■ INSTRUCTIONS FOR THE TASK ■
Reading down the listing below, count the lines where the word "端午节的来历" shows up, then give only that count.
= = = = =
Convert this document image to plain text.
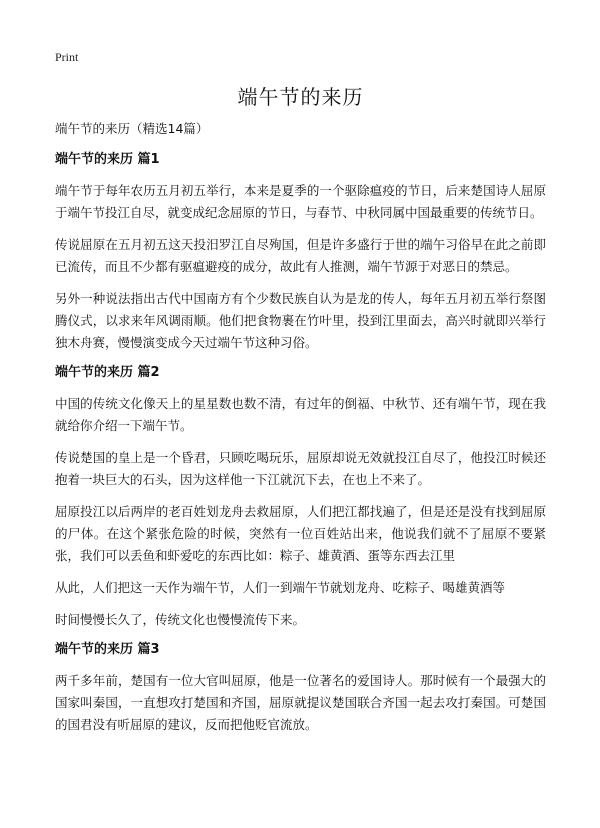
Print
端午节的来历
端午节的来历（精选14篇）
端午节的来历 篇1

端午节于每年农历五月初五举行，本来是夏季的一个驱除瘟疫的节日，后来楚国诗人屈原于端午节投江自尽，就变成纪念屈原的节日，与春节、中秋同属中国最重要的传统节日。

传说屈原在五月初五这天投汨罗江自尽殉国，但是许多盛行于世的端午习俗早在此之前即已流传，而且不少都有驱瘟避疫的成分，故此有人推测，端午节源于对恶日的禁忌。

另外一种说法指出古代中国南方有个少数民族自认为是龙的传人，每年五月初五举行祭图腾仪式，以求来年风调雨顺。他们把食物裹在竹叶里，投到江里面去，高兴时就即兴举行独木舟赛，慢慢演变成今天过端午节这种习俗。

端午节的来历 篇2

中国的传统文化像天上的星星数也数不清，有过年的倒福、中秋节、还有端午节，现在我就给你介绍一下端午节。

传说楚国的皇上是一个昏君，只顾吃喝玩乐，屈原却说无效就投江自尽了，他投江时候还抱着一块巨大的石头，因为这样他一下江就沉下去，在也上不来了。

屈原投江以后两岸的老百姓划龙舟去救屈原，人们把江都找遍了，但是还是没有找到屈原的尸体。在这个紧张危险的时候，突然有一位百姓站出来，他说我们就不了屈原不要紧张，我们可以丢鱼和虾爱吃的东西比如：粽子、雄黄酒、蛋等东西去江里

从此，人们把这一天作为端午节，人们一到端午节就划龙舟、吃粽子、喝雄黄酒等

时间慢慢长久了，传统文化也慢慢流传下来。

端午节的来历 篇3

两千多年前，楚国有一位大官叫屈原，他是一位著名的爱国诗人。那时候有一个最强大的国家叫秦国，一直想攻打楚国和齐国，屈原就提议楚国联合齐国一起去攻打秦国。可楚国的国君没有听屈原的建议，反而把他贬官流放。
= = = = =
■ COMPLETE OUTPUT ■
5